GIVEN PROBLEM ▸ Repeat the records below exactly as they appear.

** Start EXTRACTED MATERIAL **

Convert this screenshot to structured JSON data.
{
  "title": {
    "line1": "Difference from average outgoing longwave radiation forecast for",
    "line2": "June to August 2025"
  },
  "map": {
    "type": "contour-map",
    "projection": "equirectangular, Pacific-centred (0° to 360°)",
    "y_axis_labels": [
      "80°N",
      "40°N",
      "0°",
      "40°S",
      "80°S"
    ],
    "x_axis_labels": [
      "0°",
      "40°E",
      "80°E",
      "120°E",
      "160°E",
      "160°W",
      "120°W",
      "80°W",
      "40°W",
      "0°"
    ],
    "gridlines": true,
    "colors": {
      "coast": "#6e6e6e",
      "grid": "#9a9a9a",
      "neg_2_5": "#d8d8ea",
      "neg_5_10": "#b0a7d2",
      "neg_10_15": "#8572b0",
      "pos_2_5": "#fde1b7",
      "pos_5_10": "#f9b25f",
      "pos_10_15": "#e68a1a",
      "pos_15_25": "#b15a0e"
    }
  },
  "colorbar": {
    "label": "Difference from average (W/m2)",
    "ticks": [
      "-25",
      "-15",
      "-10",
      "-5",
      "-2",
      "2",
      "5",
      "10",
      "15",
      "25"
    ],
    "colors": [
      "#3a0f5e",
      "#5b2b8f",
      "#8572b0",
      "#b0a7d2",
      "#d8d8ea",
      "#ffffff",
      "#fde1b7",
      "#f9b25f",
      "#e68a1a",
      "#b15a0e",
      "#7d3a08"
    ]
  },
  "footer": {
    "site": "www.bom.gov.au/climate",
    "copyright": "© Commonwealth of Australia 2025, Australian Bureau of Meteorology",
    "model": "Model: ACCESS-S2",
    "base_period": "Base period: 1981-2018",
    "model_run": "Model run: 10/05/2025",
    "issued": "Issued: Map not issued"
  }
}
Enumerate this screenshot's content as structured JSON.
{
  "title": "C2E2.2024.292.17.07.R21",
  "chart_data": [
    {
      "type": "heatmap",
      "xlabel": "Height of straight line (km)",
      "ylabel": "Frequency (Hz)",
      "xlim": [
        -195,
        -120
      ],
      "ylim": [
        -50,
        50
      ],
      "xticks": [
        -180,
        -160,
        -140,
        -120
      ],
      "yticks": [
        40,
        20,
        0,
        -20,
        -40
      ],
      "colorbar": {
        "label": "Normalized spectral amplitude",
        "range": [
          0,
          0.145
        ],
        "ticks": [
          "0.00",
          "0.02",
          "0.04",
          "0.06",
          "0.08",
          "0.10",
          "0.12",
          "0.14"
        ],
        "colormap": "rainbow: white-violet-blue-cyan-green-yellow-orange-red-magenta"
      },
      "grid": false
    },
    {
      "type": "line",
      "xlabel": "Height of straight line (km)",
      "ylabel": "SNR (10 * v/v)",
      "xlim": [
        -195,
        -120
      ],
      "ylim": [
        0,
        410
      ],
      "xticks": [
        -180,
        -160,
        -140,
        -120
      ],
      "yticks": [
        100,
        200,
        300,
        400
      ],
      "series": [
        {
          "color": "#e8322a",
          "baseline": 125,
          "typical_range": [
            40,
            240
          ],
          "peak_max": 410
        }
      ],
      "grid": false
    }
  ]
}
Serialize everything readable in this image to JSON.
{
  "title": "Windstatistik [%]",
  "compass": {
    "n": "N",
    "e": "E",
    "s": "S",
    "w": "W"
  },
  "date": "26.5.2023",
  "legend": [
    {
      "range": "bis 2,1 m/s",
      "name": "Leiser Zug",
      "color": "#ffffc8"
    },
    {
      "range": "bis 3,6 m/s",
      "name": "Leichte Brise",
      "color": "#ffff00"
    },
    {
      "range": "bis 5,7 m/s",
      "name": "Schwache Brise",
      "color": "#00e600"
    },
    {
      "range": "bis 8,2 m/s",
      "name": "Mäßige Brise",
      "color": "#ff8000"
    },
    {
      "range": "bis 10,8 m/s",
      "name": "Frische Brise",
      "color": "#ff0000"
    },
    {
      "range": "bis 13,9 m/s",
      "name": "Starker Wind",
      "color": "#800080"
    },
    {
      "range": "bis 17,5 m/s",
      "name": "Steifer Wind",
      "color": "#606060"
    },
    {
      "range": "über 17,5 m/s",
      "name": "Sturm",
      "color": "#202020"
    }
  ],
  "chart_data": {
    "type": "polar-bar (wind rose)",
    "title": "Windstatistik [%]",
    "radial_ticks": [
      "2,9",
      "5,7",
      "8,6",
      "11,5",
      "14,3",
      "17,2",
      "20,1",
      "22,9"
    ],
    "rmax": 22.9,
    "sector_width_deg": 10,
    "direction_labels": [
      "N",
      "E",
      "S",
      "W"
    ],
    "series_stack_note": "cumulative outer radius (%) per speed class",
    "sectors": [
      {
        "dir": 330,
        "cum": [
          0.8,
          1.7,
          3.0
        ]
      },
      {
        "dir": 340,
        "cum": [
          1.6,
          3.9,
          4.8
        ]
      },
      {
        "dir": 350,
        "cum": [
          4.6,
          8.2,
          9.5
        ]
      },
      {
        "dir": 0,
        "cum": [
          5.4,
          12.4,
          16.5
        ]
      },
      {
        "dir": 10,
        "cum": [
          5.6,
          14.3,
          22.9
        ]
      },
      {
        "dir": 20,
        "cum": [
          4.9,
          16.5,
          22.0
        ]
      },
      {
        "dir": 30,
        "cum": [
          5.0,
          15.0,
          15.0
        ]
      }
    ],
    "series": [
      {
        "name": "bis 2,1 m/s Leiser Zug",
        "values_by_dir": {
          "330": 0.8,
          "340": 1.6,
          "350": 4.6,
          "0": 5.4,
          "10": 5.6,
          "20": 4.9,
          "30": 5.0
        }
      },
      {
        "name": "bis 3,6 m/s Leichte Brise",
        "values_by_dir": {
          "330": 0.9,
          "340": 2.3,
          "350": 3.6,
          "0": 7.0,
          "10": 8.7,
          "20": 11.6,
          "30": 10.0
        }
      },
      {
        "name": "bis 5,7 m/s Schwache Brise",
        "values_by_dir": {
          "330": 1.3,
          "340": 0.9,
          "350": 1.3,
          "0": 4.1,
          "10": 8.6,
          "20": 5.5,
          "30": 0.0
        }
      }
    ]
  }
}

** End EXTRACTED MATERIAL **

RESPONSE TO THIS EXERCISE ▸
Convert this screenshot to structured JSON data.
{
  "title": {
    "line1": "Difference from average outgoing longwave radiation forecast for",
    "line2": "June to August 2025"
  },
  "map": {
    "type": "contour-map",
    "projection": "equirectangular, Pacific-centred (0° to 360°)",
    "y_axis_labels": [
      "80°N",
      "40°N",
      "0°",
      "40°S",
      "80°S"
    ],
    "x_axis_labels": [
      "0°",
      "40°E",
      "80°E",
      "120°E",
      "160°E",
      "160°W",
      "120°W",
      "80°W",
      "40°W",
      "0°"
    ],
    "gridlines": true,
    "colors": {
      "coast": "#6e6e6e",
      "grid": "#9a9a9a",
      "neg_2_5": "#d8d8ea",
      "neg_5_10": "#b0a7d2",
      "neg_10_15": "#8572b0",
      "pos_2_5": "#fde1b7",
      "pos_5_10": "#f9b25f",
      "pos_10_15": "#e68a1a",
      "pos_15_25": "#b15a0e"
    }
  },
  "colorbar": {
    "label": "Difference from average (W/m2)",
    "ticks": [
      "-25",
      "-15",
      "-10",
      "-5",
      "-2",
      "2",
      "5",
      "10",
      "15",
      "25"
    ],
    "colors": [
      "#3a0f5e",
      "#5b2b8f",
      "#8572b0",
      "#b0a7d2",
      "#d8d8ea",
      "#ffffff",
      "#fde1b7",
      "#f9b25f",
      "#e68a1a",
      "#b15a0e",
      "#7d3a08"
    ]
  },
  "footer": {
    "site": "www.bom.gov.au/climate",
    "copyright": "© Commonwealth of Australia 2025, Australian Bureau of Meteorology",
    "model": "Model: ACCESS-S2",
    "base_period": "Base period: 1981-2018",
    "model_run": "Model run: 10/05/2025",
    "issued": "Issued: Map not issued"
  }
}
Enumerate this screenshot's content as structured JSON.
{
  "title": "C2E2.2024.292.17.07.R21",
  "chart_data": [
    {
      "type": "heatmap",
      "xlabel": "Height of straight line (km)",
      "ylabel": "Frequency (Hz)",
      "xlim": [
        -195,
        -120
      ],
      "ylim": [
        -50,
        50
      ],
      "xticks": [
        -180,
        -160,
        -140,
        -120
      ],
      "yticks": [
        40,
        20,
        0,
        -20,
        -40
      ],
      "colorbar": {
        "label": "Normalized spectral amplitude",
        "range": [
          0,
          0.145
        ],
        "ticks": [
          "0.00",
          "0.02",
          "0.04",
          "0.06",
          "0.08",
          "0.10",
          "0.12",
          "0.14"
        ],
        "colormap": "rainbow: white-violet-blue-cyan-green-yellow-orange-red-magenta"
      },
      "grid": false
    },
    {
      "type": "line",
      "xlabel": "Height of straight line (km)",
      "ylabel": "SNR (10 * v/v)",
      "xlim": [
        -195,
        -120
      ],
      "ylim": [
        0,
        410
      ],
      "xticks": [
        -180,
        -160,
        -140,
        -120
      ],
      "yticks": [
        100,
        200,
        300,
        400
      ],
      "series": [
        {
          "color": "#e8322a",
          "baseline": 125,
          "typical_range": [
            40,
            240
          ],
          "peak_max": 410
        }
      ],
      "grid": false
    }
  ]
}
Serialize everything readable in this image to JSON.
{
  "title": "Windstatistik [%]",
  "compass": {
    "n": "N",
    "e": "E",
    "s": "S",
    "w": "W"
  },
  "date": "26.5.2023",
  "legend": [
    {
      "range": "bis 2,1 m/s",
      "name": "Leiser Zug",
      "color": "#ffffc8"
    },
    {
      "range": "bis 3,6 m/s",
      "name": "Leichte Brise",
      "color": "#ffff00"
    },
    {
      "range": "bis 5,7 m/s",
      "name": "Schwache Brise",
      "color": "#00e600"
    },
    {
      "range": "bis 8,2 m/s",
      "name": "Mäßige Brise",
      "color": "#ff8000"
    },
    {
      "range": "bis 10,8 m/s",
      "name": "Frische Brise",
      "color": "#ff0000"
    },
    {
      "range": "bis 13,9 m/s",
      "name": "Starker Wind",
      "color": "#800080"
    },
    {
      "range": "bis 17,5 m/s",
      "name": "Steifer Wind",
      "color": "#606060"
    },
    {
      "range": "über 17,5 m/s",
      "name": "Sturm",
      "color": "#202020"
    }
  ],
  "chart_data": {
    "type": "polar-bar (wind rose)",
    "title": "Windstatistik [%]",
    "radial_ticks": [
      "2,9",
      "5,7",
      "8,6",
      "11,5",
      "14,3",
      "17,2",
      "20,1",
      "22,9"
    ],
    "rmax": 22.9,
    "sector_width_deg": 10,
    "direction_labels": [
      "N",
      "E",
      "S",
      "W"
    ],
    "series_stack_note": "cumulative outer radius (%) per speed class",
    "sectors": [
      {
        "dir": 330,
        "cum": [
          0.8,
          1.7,
          3.0
        ]
      },
      {
        "dir": 340,
        "cum": [
          1.6,
          3.9,
          4.8
        ]
      },
      {
        "dir": 350,
        "cum": [
          4.6,
          8.2,
          9.5
        ]
      },
      {
        "dir": 0,
        "cum": [
          5.4,
          12.4,
          16.5
        ]
      },
      {
        "dir": 10,
        "cum": [
          5.6,
          14.3,
          22.9
        ]
      },
      {
        "dir": 20,
        "cum": [
          4.9,
          16.5,
          22.0
        ]
      },
      {
        "dir": 30,
        "cum": [
          5.0,
          15.0,
          15.0
        ]
      }
    ],
    "series": [
      {
        "name": "bis 2,1 m/s Leiser Zug",
        "values_by_dir": {
          "330": 0.8,
          "340": 1.6,
          "350": 4.6,
          "0": 5.4,
          "10": 5.6,
          "20": 4.9,
          "30": 5.0
        }
      },
      {
        "name": "bis 3,6 m/s Leichte Brise",
        "values_by_dir": {
          "330": 0.9,
          "340": 2.3,
          "350": 3.6,
          "0": 7.0,
          "10": 8.7,
          "20": 11.6,
          "30": 10.0
        }
      },
      {
        "name": "bis 5,7 m/s Schwache Brise",
        "values_by_dir": {
          "330": 1.3,
          "340": 0.9,
          "350": 1.3,
          "0": 4.1,
          "10": 8.6,
          "20": 5.5,
          "30": 0.0
        }
      }
    ]
  }
}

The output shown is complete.